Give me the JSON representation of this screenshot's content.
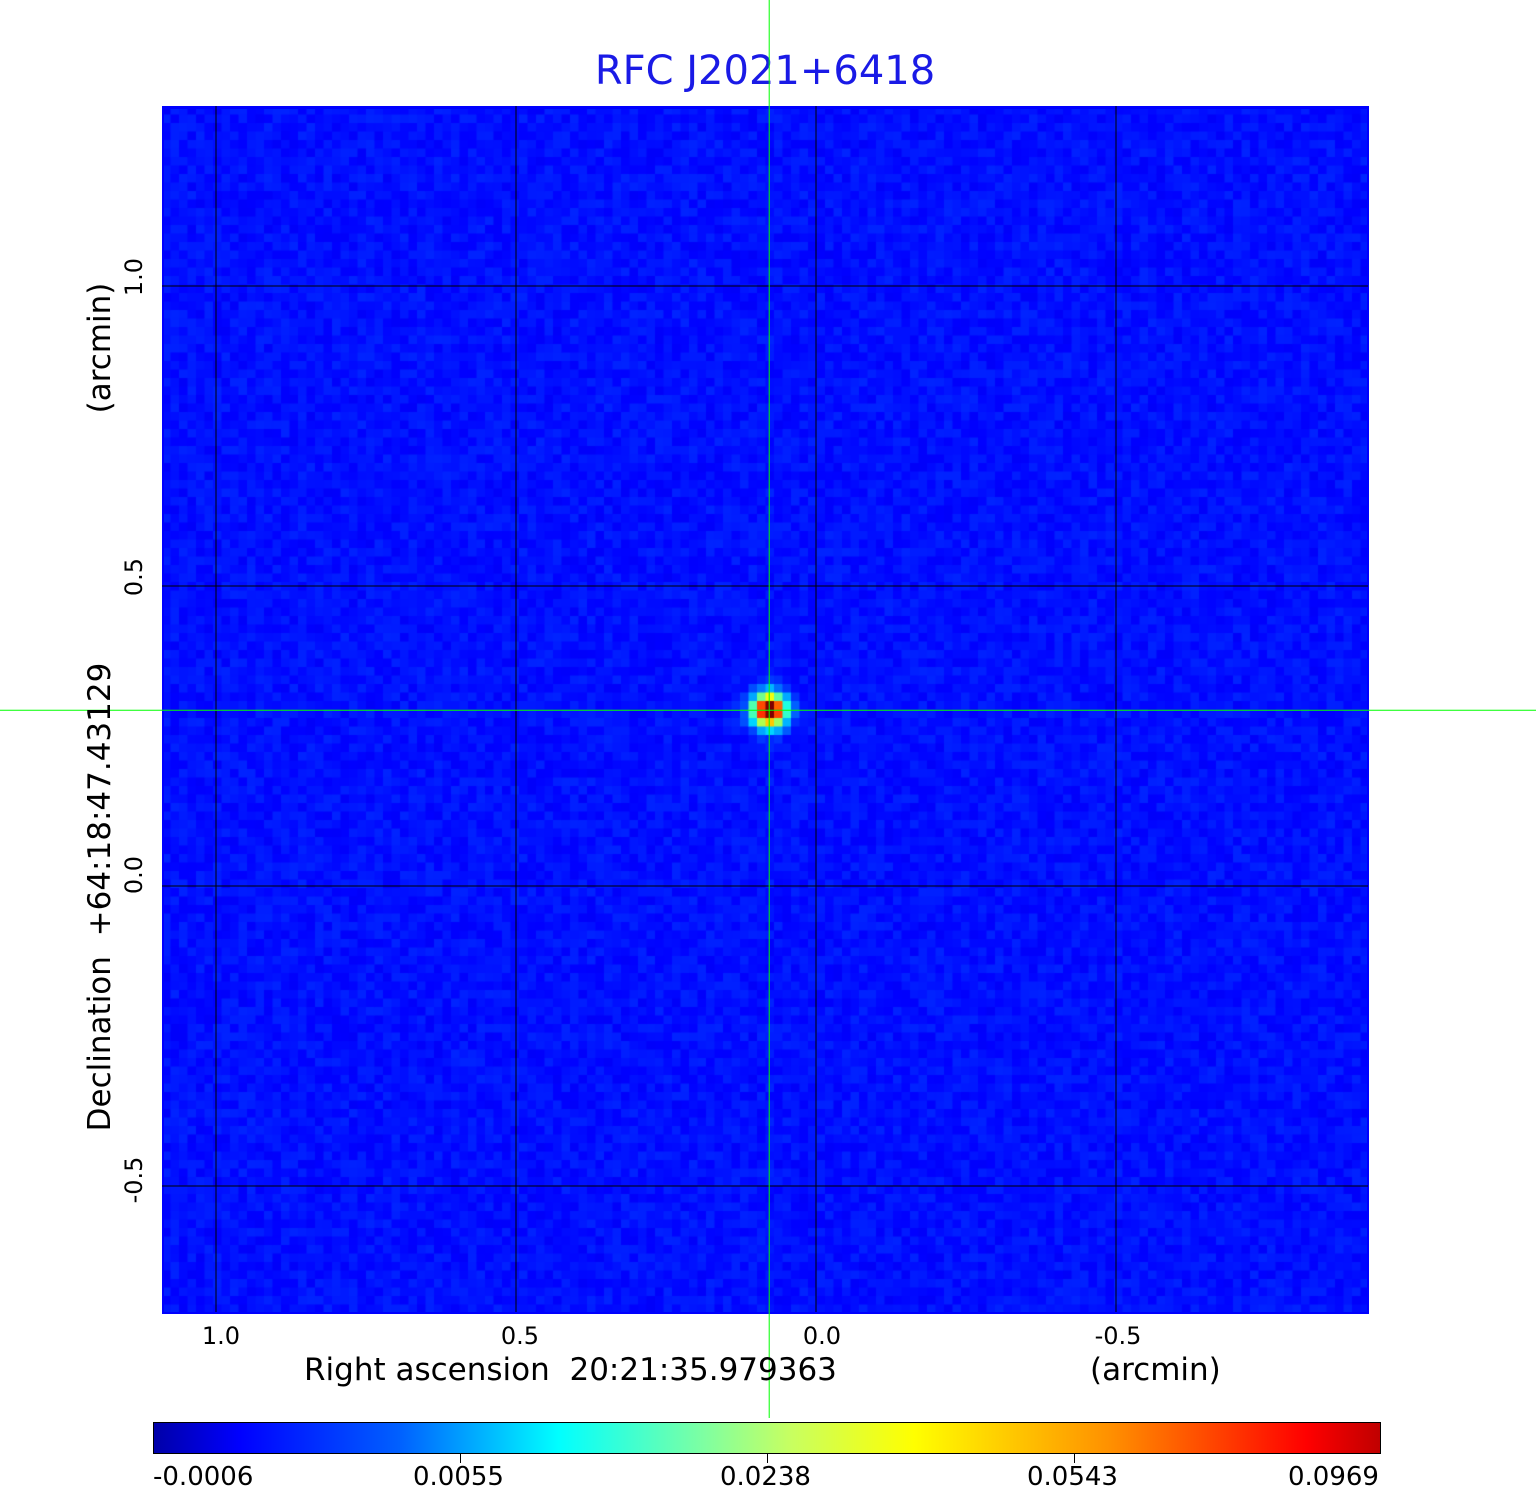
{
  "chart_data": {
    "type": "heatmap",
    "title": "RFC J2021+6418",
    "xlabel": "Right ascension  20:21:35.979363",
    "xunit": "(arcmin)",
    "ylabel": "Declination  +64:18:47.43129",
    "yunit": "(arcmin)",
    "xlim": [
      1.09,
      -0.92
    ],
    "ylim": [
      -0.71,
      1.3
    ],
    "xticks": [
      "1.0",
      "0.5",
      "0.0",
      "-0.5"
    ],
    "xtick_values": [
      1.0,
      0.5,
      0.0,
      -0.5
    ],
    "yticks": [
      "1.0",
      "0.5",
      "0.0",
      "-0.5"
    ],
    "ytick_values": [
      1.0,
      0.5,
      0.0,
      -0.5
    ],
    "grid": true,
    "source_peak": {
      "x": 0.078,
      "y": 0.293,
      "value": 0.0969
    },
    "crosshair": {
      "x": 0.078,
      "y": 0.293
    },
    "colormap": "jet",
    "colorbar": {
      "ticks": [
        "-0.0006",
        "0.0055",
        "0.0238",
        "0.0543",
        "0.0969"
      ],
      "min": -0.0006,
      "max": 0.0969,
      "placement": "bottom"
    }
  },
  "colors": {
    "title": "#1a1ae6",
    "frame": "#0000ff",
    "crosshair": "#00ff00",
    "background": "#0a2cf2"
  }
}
-----
_WORK REQUIRED_: Write every record out again exactly; no pictures belong in the copy.

_FULL ANSWER_:
Give me the JSON representation of this screenshot's content.
{
  "chart_data": {
    "type": "heatmap",
    "title": "RFC J2021+6418",
    "xlabel": "Right ascension  20:21:35.979363",
    "xunit": "(arcmin)",
    "ylabel": "Declination  +64:18:47.43129",
    "yunit": "(arcmin)",
    "xlim": [
      1.09,
      -0.92
    ],
    "ylim": [
      -0.71,
      1.3
    ],
    "xticks": [
      "1.0",
      "0.5",
      "0.0",
      "-0.5"
    ],
    "xtick_values": [
      1.0,
      0.5,
      0.0,
      -0.5
    ],
    "yticks": [
      "1.0",
      "0.5",
      "0.0",
      "-0.5"
    ],
    "ytick_values": [
      1.0,
      0.5,
      0.0,
      -0.5
    ],
    "grid": true,
    "source_peak": {
      "x": 0.078,
      "y": 0.293,
      "value": 0.0969
    },
    "crosshair": {
      "x": 0.078,
      "y": 0.293
    },
    "colormap": "jet",
    "colorbar": {
      "ticks": [
        "-0.0006",
        "0.0055",
        "0.0238",
        "0.0543",
        "0.0969"
      ],
      "min": -0.0006,
      "max": 0.0969,
      "placement": "bottom"
    }
  },
  "colors": {
    "title": "#1a1ae6",
    "frame": "#0000ff",
    "crosshair": "#00ff00",
    "background": "#0a2cf2"
  }
}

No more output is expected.